→ **Set exercise**: In the records below, work out how many lines hold the word "Registry". Report the number alone.

--------

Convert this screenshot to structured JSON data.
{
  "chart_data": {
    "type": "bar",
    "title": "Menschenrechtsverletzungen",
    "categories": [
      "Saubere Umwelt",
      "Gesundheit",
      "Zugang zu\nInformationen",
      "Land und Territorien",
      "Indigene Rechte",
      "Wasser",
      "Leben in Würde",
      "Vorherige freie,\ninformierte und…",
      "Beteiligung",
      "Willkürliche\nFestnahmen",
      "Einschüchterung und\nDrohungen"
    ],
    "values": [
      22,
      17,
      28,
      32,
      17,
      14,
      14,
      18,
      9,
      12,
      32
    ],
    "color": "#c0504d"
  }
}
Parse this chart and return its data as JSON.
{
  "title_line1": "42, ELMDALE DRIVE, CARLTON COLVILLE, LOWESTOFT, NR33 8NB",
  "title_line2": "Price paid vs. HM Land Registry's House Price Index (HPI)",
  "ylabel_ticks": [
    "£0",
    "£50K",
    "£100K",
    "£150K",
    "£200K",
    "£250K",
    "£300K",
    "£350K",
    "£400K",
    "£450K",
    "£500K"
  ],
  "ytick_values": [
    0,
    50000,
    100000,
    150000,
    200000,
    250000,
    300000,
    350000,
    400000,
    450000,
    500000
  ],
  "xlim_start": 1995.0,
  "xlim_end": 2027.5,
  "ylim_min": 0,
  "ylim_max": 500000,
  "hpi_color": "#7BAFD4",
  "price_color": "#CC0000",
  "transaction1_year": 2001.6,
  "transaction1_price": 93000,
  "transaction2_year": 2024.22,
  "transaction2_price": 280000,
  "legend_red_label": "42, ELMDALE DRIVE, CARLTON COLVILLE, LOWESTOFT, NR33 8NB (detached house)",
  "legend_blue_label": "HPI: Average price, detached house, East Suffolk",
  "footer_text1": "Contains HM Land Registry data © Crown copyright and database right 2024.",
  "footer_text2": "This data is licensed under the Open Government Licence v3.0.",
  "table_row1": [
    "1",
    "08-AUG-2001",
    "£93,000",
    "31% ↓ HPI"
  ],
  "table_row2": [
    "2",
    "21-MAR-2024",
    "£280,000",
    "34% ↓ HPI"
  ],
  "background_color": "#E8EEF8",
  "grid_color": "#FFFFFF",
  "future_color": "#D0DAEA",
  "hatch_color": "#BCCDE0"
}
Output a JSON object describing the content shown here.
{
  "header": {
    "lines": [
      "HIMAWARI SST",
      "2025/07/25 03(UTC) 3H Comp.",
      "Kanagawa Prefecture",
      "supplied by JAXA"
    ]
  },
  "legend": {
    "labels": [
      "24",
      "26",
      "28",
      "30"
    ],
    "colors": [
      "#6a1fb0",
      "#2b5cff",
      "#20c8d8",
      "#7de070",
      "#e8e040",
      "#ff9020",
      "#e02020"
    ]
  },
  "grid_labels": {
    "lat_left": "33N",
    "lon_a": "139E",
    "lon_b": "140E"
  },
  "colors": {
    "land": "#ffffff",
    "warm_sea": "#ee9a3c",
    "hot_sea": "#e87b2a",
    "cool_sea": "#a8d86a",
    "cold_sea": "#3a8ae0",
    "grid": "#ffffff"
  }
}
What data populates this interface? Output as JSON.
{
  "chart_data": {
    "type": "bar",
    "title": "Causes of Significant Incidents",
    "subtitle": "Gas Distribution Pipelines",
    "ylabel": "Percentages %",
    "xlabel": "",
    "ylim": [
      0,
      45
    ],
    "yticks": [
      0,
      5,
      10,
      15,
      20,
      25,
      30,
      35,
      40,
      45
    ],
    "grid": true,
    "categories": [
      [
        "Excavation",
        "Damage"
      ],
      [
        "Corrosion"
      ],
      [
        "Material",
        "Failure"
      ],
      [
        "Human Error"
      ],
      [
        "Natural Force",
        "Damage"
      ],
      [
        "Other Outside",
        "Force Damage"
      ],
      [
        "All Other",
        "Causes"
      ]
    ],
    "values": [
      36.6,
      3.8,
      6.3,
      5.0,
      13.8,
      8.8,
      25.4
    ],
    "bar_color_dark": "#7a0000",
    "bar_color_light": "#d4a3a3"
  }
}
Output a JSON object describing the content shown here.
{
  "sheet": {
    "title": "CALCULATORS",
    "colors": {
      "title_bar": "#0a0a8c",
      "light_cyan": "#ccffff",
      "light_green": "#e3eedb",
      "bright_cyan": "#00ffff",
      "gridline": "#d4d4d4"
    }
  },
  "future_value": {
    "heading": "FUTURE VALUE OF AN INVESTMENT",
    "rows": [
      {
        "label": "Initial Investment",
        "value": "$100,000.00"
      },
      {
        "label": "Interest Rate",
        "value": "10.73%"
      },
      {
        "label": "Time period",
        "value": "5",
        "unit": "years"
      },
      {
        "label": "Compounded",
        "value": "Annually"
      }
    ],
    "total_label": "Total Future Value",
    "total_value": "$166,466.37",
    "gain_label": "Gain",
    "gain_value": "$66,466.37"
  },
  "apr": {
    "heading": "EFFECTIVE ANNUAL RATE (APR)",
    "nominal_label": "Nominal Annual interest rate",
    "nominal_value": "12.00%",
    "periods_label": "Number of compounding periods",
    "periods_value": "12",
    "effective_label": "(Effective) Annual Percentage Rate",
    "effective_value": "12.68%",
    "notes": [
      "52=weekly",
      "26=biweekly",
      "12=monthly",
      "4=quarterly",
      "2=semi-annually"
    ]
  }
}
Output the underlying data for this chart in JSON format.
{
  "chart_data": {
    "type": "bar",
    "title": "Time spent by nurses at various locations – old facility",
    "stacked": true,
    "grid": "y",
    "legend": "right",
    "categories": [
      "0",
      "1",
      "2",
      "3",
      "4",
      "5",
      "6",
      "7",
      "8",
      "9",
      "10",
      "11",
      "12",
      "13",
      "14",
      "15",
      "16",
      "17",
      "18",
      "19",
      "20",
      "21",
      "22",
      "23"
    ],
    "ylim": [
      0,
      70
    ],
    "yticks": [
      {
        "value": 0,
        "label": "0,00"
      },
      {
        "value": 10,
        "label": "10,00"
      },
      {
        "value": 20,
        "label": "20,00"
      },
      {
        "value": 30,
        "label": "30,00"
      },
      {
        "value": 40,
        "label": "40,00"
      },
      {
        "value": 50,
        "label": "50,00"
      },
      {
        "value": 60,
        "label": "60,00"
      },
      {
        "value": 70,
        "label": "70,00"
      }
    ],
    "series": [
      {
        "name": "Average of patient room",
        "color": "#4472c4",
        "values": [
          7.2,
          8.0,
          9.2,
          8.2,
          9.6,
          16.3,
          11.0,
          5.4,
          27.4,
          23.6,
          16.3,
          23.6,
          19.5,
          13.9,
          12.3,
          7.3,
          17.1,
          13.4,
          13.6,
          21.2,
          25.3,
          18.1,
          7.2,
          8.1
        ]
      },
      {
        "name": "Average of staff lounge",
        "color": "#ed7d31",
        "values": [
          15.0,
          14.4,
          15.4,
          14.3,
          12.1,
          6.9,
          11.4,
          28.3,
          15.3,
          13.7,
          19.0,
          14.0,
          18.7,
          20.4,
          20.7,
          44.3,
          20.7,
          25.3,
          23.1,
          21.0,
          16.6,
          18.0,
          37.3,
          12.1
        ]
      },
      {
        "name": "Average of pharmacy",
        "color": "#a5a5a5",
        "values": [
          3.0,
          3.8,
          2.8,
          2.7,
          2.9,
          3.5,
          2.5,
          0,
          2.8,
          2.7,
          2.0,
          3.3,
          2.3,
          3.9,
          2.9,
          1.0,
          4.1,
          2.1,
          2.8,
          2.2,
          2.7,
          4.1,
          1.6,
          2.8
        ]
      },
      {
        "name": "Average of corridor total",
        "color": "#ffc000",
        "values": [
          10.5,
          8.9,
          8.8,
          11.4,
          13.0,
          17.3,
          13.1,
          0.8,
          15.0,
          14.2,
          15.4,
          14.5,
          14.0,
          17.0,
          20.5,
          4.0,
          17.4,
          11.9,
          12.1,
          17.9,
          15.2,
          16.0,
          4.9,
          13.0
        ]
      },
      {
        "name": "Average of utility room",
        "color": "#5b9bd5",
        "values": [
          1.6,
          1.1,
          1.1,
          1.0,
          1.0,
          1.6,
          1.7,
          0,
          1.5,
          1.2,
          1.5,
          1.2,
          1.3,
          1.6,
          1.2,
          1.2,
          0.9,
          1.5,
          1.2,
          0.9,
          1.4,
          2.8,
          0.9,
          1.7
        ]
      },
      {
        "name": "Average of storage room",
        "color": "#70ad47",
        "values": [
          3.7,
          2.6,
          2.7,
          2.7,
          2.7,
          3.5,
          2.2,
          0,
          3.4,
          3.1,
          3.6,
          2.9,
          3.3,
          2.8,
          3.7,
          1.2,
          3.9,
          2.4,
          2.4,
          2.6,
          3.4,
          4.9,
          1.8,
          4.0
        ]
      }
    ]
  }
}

--------

→ **Answer**: 2